» **What is asked**
A) In the counter-terrorism conference speech, how many individuals have been charged as a result of counter-terrorism operations across Australia since 2014?
B) Go on with the counter-terrorism conference speech, picking up right after its last sentence.

Shane, thank you very much. Can I say thank you for your warm welcome; it's a great honour to be here today to open this conference. It's a great collaboration and the list of contributors is impressive to say the least. I want to say thank you very much for your leadership in Victoria as Acting Chief Commissioner. The Victorian Police provides an exemplar, not only domestically but around the world, of best practice in policing and we're very pleased to be here. We would agree with most things….but we would dispute the claim to be the world's best sporting capital of course, particularly given that we beat the Poms in Brisbane a couple of weeks ago in Queensland – so for our Five Eyes partners outside of the United Kingdom, I apologise for that in joke which you won't get, but it's an important one for us.
Ladies and gentlemen the International Leadership in Counter Terrorism Alumni Association of course plays a vital role in providing law enforcement and intelligence officials with invaluable professional development and networking opportunities. Many nations today face similar counter-terror challenges and there is much that we can learn through mutual cooperation.
We find ourselves here because, as we all know, the unfortunate reality is that there has been a significant and ongoing deterioration of the threat environment, especially over the last few years in the rise of Islamist inspired lone-wolf attacks and ubiquitous encryption have made threat detection more difficult and post incident investigations ever more challenging.
Extremists are becoming more insidious, more innovative and more determined to inflict harm, through whatever means possible and their twisted and evil ideology means that individuals are using the internet of course to disseminate propaganda and manipulate and radicalise young people in Western nations. As ISIS has crumbled in the Middle East, they have increasingly become reliant on the internet and the spread of their ideology.
There have been five terror attacks in Australia since the national terrorism threat level was raised to PROBABLE in September of 2014. One of these attacks, as the Commissioner pointed out before, involved an incident here in Victoria where two police officers; a Victorian Police officer and an Australian Federal Police officer were injured. I want to commend those officers and the officers in the subsequent attack that were injured where the offender fortunately was killed.
They represent the brave men and women who are part of your organisations, not just here, but around the world and I wanted most importantly today to pay tribute to those, particularly those that have gone into the line of fire, that have provided support to innocent men, women and children that otherwise would have died at the hands of these terrorists.
I want to acknowledge the presence here today of Superintendent Ross McNeil and Inspector Randy Anderson, two Victorian Police officers on the front line who provide the leadership in their organisation, as many do around the world, here today, but they are significant players in Victoria and they represent the great skill that organisations bring to this very real threat.
Across Australia, since 2014, 35 counter-terrorism operations have resulted in 80 individuals being charged. There are currently 42 individuals before the courts for terrorism related offenses, and shockingly we know that five of those are juveniles.

» **Listed entries**
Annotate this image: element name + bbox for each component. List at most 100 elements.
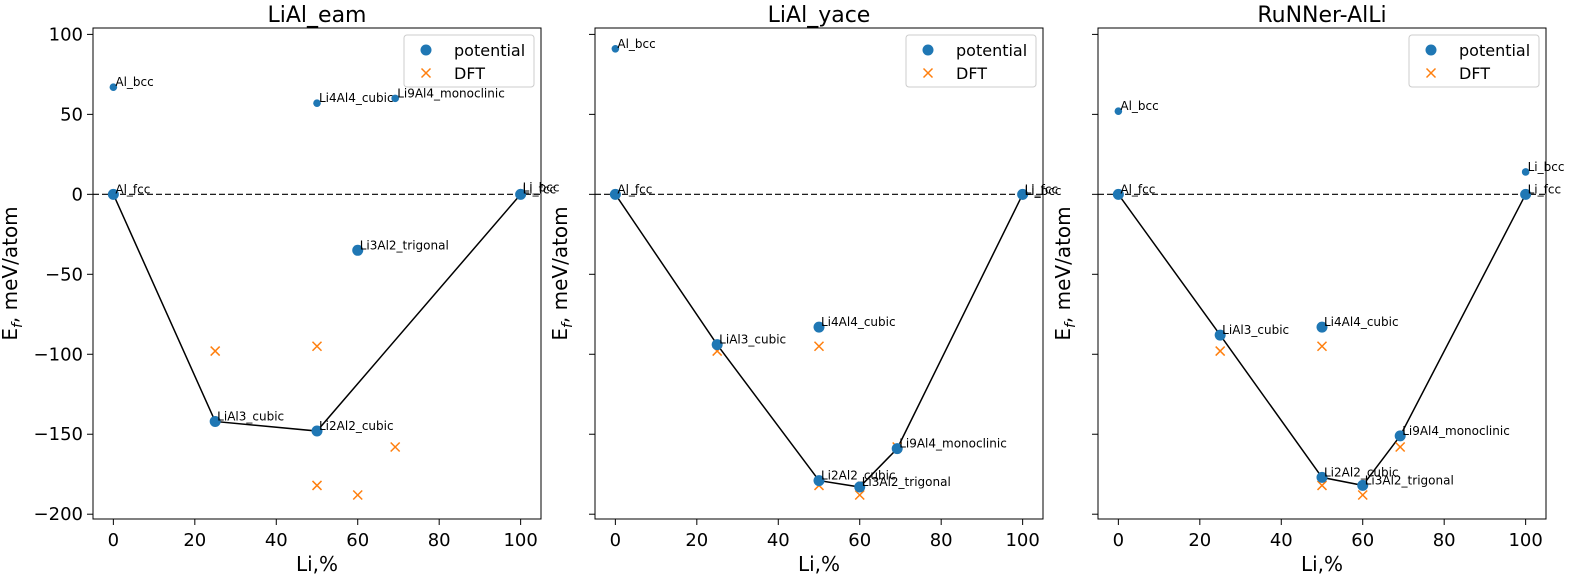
point-label: Li9Al4_monoclinic <box>1402 424 1510 438</box>
potential-point <box>391 94 399 103</box>
point-label: Li2Al2_cubic <box>1324 465 1399 479</box>
plot-frame <box>594 27 1044 520</box>
x-axis-label: Li,% <box>1301 552 1343 576</box>
point-label: Li4Al4_cubic <box>1324 315 1399 329</box>
potential-point <box>1114 107 1123 115</box>
x-tick-label: 0 <box>1113 530 1124 551</box>
chart-panel-1: LiAl_eam 0 20 40 60 80 100 −200 −150 −100 −50 0 50 10… <box>0 3 559 576</box>
legend: potential DFT <box>403 34 535 88</box>
point-label: Li3Al2_trigonal <box>360 238 449 252</box>
potential-point <box>711 339 723 351</box>
dft-point <box>1215 346 1226 357</box>
convex-hull-line <box>112 193 522 432</box>
potential-point <box>1018 192 1027 200</box>
legend-dft-label: DFT <box>454 64 485 83</box>
dft-cross-stroke <box>1316 341 1328 352</box>
dft-point <box>854 489 865 501</box>
x-tick-label: 0 <box>108 530 119 551</box>
x-tick-label: 40 <box>767 530 790 551</box>
convex-hull-line <box>1117 193 1527 487</box>
dft-cross-stroke <box>1215 346 1226 357</box>
dft-cross-stroke <box>311 480 323 491</box>
legend-potential-marker <box>420 44 432 56</box>
point-label: LiAl3_cubic <box>1222 323 1289 337</box>
potential-point <box>1521 168 1530 176</box>
x-tick-label: 20 <box>183 530 206 551</box>
legend-dft-marker <box>420 67 432 79</box>
dft-point <box>210 346 221 357</box>
potential-point <box>311 425 323 437</box>
y-tick-label: 50 <box>60 104 83 125</box>
dft-cross-stroke <box>390 441 401 453</box>
y-tick-label: −200 <box>34 504 83 525</box>
y-tick-label: −50 <box>45 264 83 285</box>
dft-cross-stroke <box>813 341 825 352</box>
potential-point <box>352 244 364 256</box>
point-label: Li4Al4_cubic <box>821 315 896 329</box>
dft-point <box>1357 489 1368 501</box>
potential-point <box>1316 471 1328 483</box>
point-label: Al_bcc <box>115 75 153 89</box>
point-label: Li2Al2_cubic <box>821 469 896 483</box>
point-label: Li_fcc <box>1025 182 1058 196</box>
legend-box <box>905 34 1037 88</box>
dft-point <box>1316 341 1328 352</box>
x-tick-label: 100 <box>1508 530 1542 551</box>
potential-point <box>209 415 221 427</box>
y-axis-label: Ef, meV/atom <box>1051 206 1079 340</box>
point-label: Al_fcc <box>617 182 652 196</box>
dft-cross-stroke <box>352 489 363 501</box>
potential-point <box>107 188 119 200</box>
chart-panels: LiAl_eam 0 20 40 60 80 100 −200 −150 −100 −50 0 50 10… <box>0 3 1564 576</box>
chart-panel-3: RuNNer-AlLi 0 20 40 60 80 100 Li,% Ef, meV/atom A… <box>1051 3 1564 576</box>
point-label: Al_fcc <box>115 182 150 196</box>
legend-dft-label: DFT <box>956 64 987 83</box>
plot-frame <box>92 27 542 520</box>
legend-dft-marker <box>922 67 934 79</box>
potential-point <box>854 481 866 493</box>
dft-point <box>1316 480 1328 491</box>
potential-point <box>611 44 620 53</box>
legend-potential-label: potential <box>956 41 1027 60</box>
y-axis-label: Ef, meV/atom <box>0 206 26 340</box>
potential-point <box>313 99 321 107</box>
x-tick-label: 80 <box>930 530 953 551</box>
potential-point <box>1112 188 1124 200</box>
x-axis-label: Li,% <box>798 552 840 576</box>
potential-point <box>1357 479 1369 491</box>
dft-point <box>311 480 323 491</box>
chart-title: LiAl_yace <box>768 3 871 28</box>
point-label: Li9Al4_monoclinic <box>899 437 1007 451</box>
potential-point <box>515 188 527 200</box>
point-label: LiAl3_cubic <box>719 333 786 347</box>
x-axis-label: Li,% <box>296 552 338 576</box>
point-label: Li4Al4_cubic <box>319 91 394 105</box>
dft-point <box>1395 441 1406 453</box>
legend-dft-label: DFT <box>1459 64 1490 83</box>
potential-point <box>1316 321 1328 333</box>
dft-point <box>813 341 825 352</box>
legend-dft-marker <box>1425 67 1437 79</box>
point-label: Li3Al2_trigonal <box>862 475 951 489</box>
legend-box <box>1408 34 1540 88</box>
potential-point <box>813 321 825 333</box>
point-label: Al_bcc <box>617 37 655 51</box>
potential-point <box>891 443 903 455</box>
dft-point <box>390 441 401 453</box>
x-tick-label: 60 <box>848 530 871 551</box>
potential-point <box>609 188 621 200</box>
x-tick-label: 100 <box>1005 530 1039 551</box>
legend-potential-marker <box>1425 44 1437 56</box>
dft-cross-stroke <box>210 346 221 357</box>
dft-cross-stroke <box>1357 489 1368 501</box>
x-tick-label: 60 <box>346 530 369 551</box>
y-tick-label: −100 <box>34 344 83 365</box>
potential-point <box>1520 188 1532 200</box>
x-tick-label: 20 <box>1188 530 1211 551</box>
potential-point <box>1394 430 1406 442</box>
y-tick-label: 0 <box>72 184 83 205</box>
chart-title: RuNNer-AlLi <box>1257 3 1386 28</box>
dft-cross-stroke <box>1316 480 1328 491</box>
x-tick-label: 20 <box>685 530 708 551</box>
point-label: LiAl3_cubic <box>217 409 284 423</box>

» **Answers in order**
A) 80 individuals.

B)
Radicalisation has seen foreign fighters pose a significant problem for our nation and for yours and in the last five years around 220 Australian passports have been cancelled or refused in relation to the conflict in Syria and Iraq. Around 40 foreign fighters have returned to Australia after travelling to the Middle East and joining groups involved in the conflict.
In July this year agencies here in Australia, with assistance from their foreign partners, thwarted an attempt to smuggle a device onto an international flight out of Sydney. The consequences would obviously have been catastrophic, but for the efforts of the officers involved.
So there is no place and there can never be any place for complacency in the face of today's growing and evolving threats. Standing still in the current environment adds up to going backward.
We must make sure that we are making the best use of our intelligence, law enforcement and national security resources to protect the Australian community. We must anticipate foreign threats before they reach our shores and respond to domestic threats as they emerge.
We've invested an additional $1.5 billion in counter-terrorism since August of 2014, but increased funding is not a panacea. Reports to the government over a long period of time, including the recent L'Estrange/Merchant Review, have called for enhanced coordination between Australia's intelligence and law enforcement agencies. It builds on amazing work conducted every day between the respective State and Territory jurisdictions and the federal agencies including the Australian Federal Police and ASIO.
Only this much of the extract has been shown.